Disitulah baru terasa bahwa nilai kepramukaan telah banyak terjalankan dalam acara ini. Tidak hanya nilai toleransi yang sangat dijunjung tinggi, namun pelajaran bagi diri sendiri sangatlah berlimpah. Kedisiplinan, mengingat kegiatan diselenggarakan di Jepang yang merupakan negara yang cukup disiplin dalam menjalankan kehidupan mereka. Acara yang selalu mulai sesuai dengan jadwal yang terjadwalkan sehingga rangkaian acara lainnya juga bisa berjalan dengan lancar pula, budaya antri yang selalu terpraktekkan hingga sampah yang selalu dibuang secara baik dan pada tempatnya. Kemandirian juga sangat dibutuhkan untuk bertahan hidup di tenda dari tanggal 28 Juli sampai 7 Agustus 2015 dengan kondisi suhu yang sangat berbeda dengan Indonesia, yakni hingga mencapai 40 derajat celcius yang membuat kami harus ekstra beradaptasi dan menjalaninya tanpa mengeluh. Panasnya siang yang membuat tubuh kami harus rela terbakar hingga mengeluarkan bulir keringat sebesar biji jagung dan pendeknya malam yang membuat kami harus siap untuk meminimalkan jam tidur dan berusaha mengefektifkannya.

_DAFTAR BARIS_

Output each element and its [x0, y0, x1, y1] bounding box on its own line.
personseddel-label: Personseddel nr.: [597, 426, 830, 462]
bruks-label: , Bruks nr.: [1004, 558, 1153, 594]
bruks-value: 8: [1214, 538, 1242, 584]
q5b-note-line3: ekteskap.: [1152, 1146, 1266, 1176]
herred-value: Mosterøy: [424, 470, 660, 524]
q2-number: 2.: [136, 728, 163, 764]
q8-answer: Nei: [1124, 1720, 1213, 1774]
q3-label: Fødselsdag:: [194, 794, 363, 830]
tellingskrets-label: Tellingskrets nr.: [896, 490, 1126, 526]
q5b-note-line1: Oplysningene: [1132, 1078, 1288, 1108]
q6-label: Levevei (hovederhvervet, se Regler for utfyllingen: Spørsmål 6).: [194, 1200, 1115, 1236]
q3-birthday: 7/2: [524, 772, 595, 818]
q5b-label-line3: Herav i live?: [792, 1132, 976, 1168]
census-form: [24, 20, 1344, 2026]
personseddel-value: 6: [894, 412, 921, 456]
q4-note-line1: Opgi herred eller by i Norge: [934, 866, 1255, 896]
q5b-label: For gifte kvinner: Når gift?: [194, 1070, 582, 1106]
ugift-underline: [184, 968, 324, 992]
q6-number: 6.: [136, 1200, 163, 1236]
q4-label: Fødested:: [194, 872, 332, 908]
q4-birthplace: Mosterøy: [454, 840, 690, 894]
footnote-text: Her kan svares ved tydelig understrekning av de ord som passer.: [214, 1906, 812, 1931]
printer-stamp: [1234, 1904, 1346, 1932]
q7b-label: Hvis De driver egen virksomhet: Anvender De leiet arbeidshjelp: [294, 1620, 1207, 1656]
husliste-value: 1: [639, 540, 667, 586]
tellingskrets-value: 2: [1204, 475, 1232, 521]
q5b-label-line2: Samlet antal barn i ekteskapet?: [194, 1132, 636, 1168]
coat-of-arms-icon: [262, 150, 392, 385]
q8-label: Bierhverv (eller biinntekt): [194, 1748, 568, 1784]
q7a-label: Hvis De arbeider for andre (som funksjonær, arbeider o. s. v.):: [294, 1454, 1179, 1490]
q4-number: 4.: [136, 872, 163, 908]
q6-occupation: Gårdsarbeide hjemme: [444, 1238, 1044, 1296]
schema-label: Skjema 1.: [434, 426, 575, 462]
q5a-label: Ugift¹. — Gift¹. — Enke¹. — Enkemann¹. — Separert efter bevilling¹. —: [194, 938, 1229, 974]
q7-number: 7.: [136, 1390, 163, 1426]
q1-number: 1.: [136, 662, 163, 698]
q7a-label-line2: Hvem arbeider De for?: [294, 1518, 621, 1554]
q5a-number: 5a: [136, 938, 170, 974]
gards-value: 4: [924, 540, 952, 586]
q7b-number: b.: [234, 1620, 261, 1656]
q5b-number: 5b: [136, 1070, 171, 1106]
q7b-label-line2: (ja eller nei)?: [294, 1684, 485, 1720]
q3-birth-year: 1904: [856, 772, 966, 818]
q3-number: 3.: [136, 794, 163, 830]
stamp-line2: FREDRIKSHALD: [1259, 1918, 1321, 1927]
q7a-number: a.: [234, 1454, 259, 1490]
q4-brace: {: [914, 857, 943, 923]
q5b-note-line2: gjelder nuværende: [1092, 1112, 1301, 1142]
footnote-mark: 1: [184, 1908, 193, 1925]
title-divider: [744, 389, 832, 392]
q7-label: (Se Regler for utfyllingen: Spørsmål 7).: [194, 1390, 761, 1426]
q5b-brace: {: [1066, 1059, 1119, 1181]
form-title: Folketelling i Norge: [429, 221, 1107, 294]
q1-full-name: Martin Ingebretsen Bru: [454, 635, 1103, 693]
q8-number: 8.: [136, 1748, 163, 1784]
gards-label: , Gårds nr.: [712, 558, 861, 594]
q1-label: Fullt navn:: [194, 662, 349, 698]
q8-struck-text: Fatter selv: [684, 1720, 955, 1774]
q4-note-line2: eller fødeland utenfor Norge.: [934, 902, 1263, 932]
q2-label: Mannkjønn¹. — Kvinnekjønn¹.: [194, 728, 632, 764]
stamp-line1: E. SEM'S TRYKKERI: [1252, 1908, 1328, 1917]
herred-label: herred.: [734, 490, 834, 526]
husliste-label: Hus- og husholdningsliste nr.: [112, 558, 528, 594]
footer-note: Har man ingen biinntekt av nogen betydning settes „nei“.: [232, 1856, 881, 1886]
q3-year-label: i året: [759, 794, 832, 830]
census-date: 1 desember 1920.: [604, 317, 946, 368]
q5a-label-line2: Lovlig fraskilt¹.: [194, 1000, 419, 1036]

_TUJUAN_
Menurut teks bacaan, dari tanggal berapa sampai tanggal berapa mereka tinggal di tenda? Baris-baris di atas adalah bahan tersendiri yang terpisah dari teks bacaan.

_JAWABAN LATIHAN_
Dari tanggal 28 Juli sampai 7 Agustus 2015.